Aim: Return the data from the line with "Detect and localize" up to and including the line with "body-line: pel, zoon", copied word for word, and leave out the pictures.
>> begin Exercise inputs
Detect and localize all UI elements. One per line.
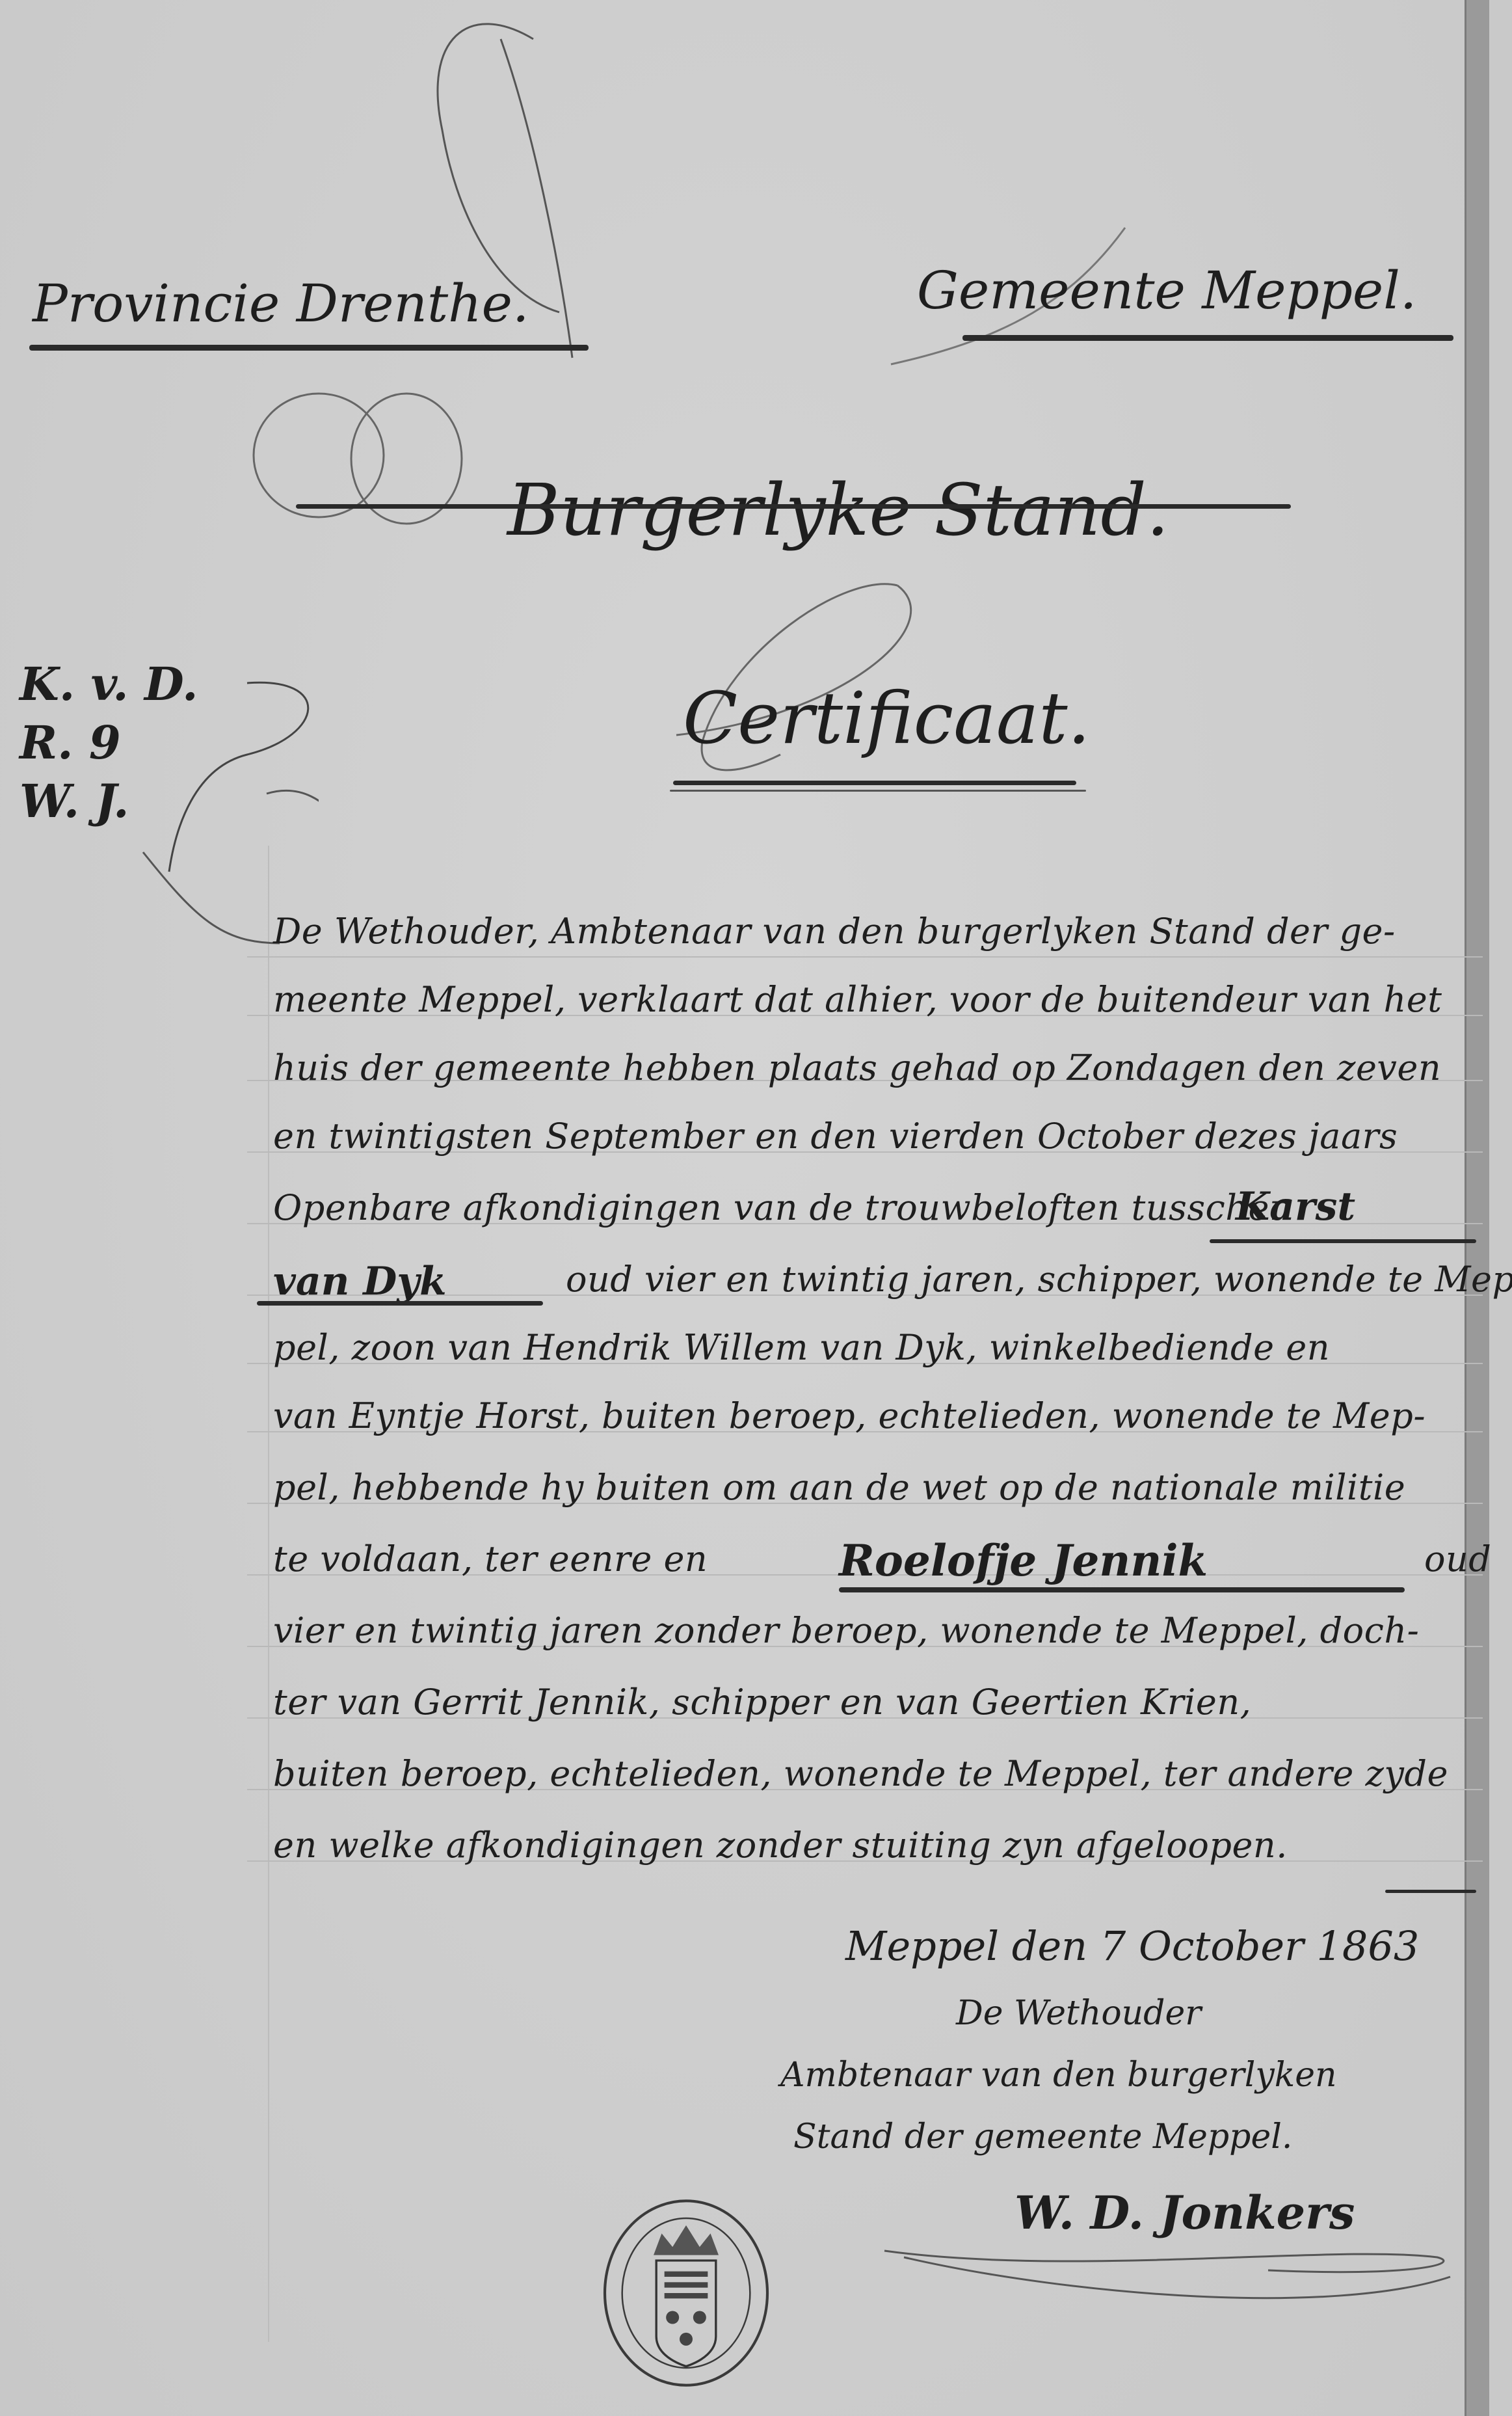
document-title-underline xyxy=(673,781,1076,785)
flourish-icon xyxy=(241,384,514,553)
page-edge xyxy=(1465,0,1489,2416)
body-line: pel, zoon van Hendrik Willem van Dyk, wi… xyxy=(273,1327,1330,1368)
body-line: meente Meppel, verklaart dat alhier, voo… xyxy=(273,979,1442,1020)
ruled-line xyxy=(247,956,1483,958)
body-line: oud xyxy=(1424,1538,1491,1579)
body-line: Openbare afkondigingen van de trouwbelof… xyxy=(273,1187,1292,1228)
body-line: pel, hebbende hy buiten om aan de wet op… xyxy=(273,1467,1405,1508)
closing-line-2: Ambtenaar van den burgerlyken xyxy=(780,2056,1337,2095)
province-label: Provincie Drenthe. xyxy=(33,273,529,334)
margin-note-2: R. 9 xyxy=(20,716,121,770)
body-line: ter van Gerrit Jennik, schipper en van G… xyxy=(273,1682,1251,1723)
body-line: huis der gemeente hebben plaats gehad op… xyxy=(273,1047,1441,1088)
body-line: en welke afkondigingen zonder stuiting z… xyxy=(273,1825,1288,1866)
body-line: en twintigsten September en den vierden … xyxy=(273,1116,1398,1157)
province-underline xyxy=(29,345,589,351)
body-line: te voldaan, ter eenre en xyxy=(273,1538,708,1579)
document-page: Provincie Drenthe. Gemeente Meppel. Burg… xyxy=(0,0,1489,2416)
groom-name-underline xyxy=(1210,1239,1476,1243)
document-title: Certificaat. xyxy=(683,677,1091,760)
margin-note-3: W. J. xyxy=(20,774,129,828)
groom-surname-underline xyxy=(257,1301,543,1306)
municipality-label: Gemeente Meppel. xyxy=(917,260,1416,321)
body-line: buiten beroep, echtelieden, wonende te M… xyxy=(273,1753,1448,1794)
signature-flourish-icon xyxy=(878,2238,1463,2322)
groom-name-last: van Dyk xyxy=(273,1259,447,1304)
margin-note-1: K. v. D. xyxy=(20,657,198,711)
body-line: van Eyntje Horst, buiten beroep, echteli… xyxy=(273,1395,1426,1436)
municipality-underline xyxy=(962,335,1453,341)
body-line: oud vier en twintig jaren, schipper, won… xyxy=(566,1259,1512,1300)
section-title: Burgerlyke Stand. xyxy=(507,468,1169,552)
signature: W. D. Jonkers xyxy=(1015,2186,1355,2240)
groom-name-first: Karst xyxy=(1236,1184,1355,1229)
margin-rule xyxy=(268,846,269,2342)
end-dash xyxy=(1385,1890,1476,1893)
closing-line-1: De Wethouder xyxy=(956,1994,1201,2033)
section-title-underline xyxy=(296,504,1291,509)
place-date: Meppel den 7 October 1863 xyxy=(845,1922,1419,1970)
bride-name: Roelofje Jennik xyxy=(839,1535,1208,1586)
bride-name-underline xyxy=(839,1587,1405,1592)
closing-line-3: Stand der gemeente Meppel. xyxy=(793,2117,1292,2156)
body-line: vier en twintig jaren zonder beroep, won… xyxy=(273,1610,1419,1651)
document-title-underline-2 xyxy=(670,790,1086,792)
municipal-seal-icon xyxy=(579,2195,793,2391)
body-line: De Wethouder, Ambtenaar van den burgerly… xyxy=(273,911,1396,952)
>> end Exercise inputs
>> begin Exercise inputs
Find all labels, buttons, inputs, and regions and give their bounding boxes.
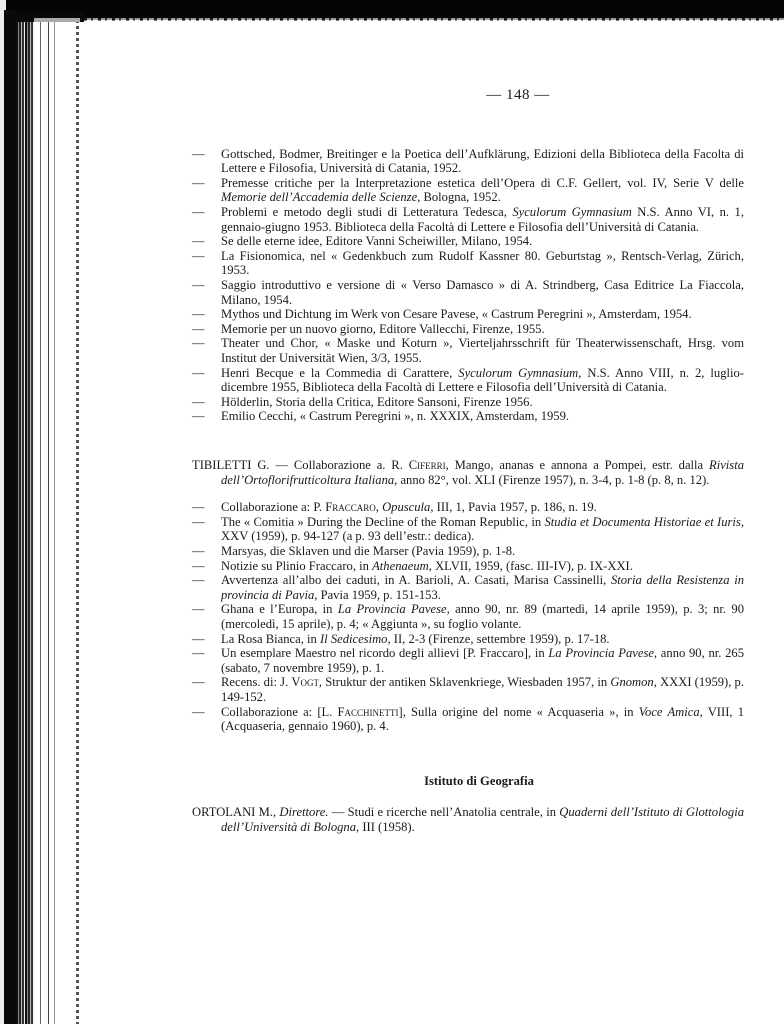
>> end Exercise inputs
Complete answer:
Detect and localize all UI elements. One per line.
document-title-underline xyxy=(673,781,1076,785)
flourish-icon xyxy=(241,384,514,553)
page-edge xyxy=(1465,0,1489,2416)
body-line: pel, zoon van Hendrik Willem van Dyk, wi… xyxy=(273,1327,1330,1368)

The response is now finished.